Will you give the material below again, every line exactly as it is?

>>>

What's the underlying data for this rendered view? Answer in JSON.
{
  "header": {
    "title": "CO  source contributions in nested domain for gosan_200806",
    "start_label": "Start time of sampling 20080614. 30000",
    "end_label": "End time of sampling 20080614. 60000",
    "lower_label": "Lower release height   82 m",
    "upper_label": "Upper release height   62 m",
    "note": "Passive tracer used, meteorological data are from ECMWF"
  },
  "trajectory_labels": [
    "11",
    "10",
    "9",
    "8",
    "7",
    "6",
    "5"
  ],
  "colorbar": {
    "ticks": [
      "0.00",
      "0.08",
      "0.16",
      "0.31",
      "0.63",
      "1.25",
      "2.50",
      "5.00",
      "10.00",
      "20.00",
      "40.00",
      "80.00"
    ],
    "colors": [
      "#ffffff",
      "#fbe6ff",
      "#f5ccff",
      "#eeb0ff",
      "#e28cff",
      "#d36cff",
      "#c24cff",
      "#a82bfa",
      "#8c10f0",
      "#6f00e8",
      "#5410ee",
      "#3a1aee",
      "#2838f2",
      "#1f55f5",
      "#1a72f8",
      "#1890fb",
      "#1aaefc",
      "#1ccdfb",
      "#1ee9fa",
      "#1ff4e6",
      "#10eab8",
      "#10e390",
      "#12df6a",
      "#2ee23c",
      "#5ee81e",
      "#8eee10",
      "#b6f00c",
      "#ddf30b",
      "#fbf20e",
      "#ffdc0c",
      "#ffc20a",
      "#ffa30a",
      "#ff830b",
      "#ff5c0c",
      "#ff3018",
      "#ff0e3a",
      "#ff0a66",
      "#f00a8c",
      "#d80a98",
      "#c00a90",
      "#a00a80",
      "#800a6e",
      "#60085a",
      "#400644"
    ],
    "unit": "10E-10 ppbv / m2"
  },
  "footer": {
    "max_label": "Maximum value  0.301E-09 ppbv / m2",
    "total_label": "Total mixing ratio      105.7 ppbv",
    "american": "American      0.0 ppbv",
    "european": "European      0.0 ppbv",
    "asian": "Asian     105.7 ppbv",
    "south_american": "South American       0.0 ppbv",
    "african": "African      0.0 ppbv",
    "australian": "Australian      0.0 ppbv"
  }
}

<<<

> _Full solution_:
What's the underlying data for this rendered view? Answer in JSON.
{
  "header": {
    "title": "CO  source contributions in nested domain for gosan_200806",
    "start_label": "Start time of sampling 20080614. 30000",
    "end_label": "End time of sampling 20080614. 60000",
    "lower_label": "Lower release height   82 m",
    "upper_label": "Upper release height   62 m",
    "note": "Passive tracer used, meteorological data are from ECMWF"
  },
  "trajectory_labels": [
    "11",
    "10",
    "9",
    "8",
    "7",
    "6",
    "5"
  ],
  "colorbar": {
    "ticks": [
      "0.00",
      "0.08",
      "0.16",
      "0.31",
      "0.63",
      "1.25",
      "2.50",
      "5.00",
      "10.00",
      "20.00",
      "40.00",
      "80.00"
    ],
    "colors": [
      "#ffffff",
      "#fbe6ff",
      "#f5ccff",
      "#eeb0ff",
      "#e28cff",
      "#d36cff",
      "#c24cff",
      "#a82bfa",
      "#8c10f0",
      "#6f00e8",
      "#5410ee",
      "#3a1aee",
      "#2838f2",
      "#1f55f5",
      "#1a72f8",
      "#1890fb",
      "#1aaefc",
      "#1ccdfb",
      "#1ee9fa",
      "#1ff4e6",
      "#10eab8",
      "#10e390",
      "#12df6a",
      "#2ee23c",
      "#5ee81e",
      "#8eee10",
      "#b6f00c",
      "#ddf30b",
      "#fbf20e",
      "#ffdc0c",
      "#ffc20a",
      "#ffa30a",
      "#ff830b",
      "#ff5c0c",
      "#ff3018",
      "#ff0e3a",
      "#ff0a66",
      "#f00a8c",
      "#d80a98",
      "#c00a90",
      "#a00a80",
      "#800a6e",
      "#60085a",
      "#400644"
    ],
    "unit": "10E-10 ppbv / m2"
  },
  "footer": {
    "max_label": "Maximum value  0.301E-09 ppbv / m2",
    "total_label": "Total mixing ratio      105.7 ppbv",
    "american": "American      0.0 ppbv",
    "european": "European      0.0 ppbv",
    "asian": "Asian     105.7 ppbv",
    "south_american": "South American       0.0 ppbv",
    "african": "African      0.0 ppbv",
    "australian": "Australian      0.0 ppbv"
  }
}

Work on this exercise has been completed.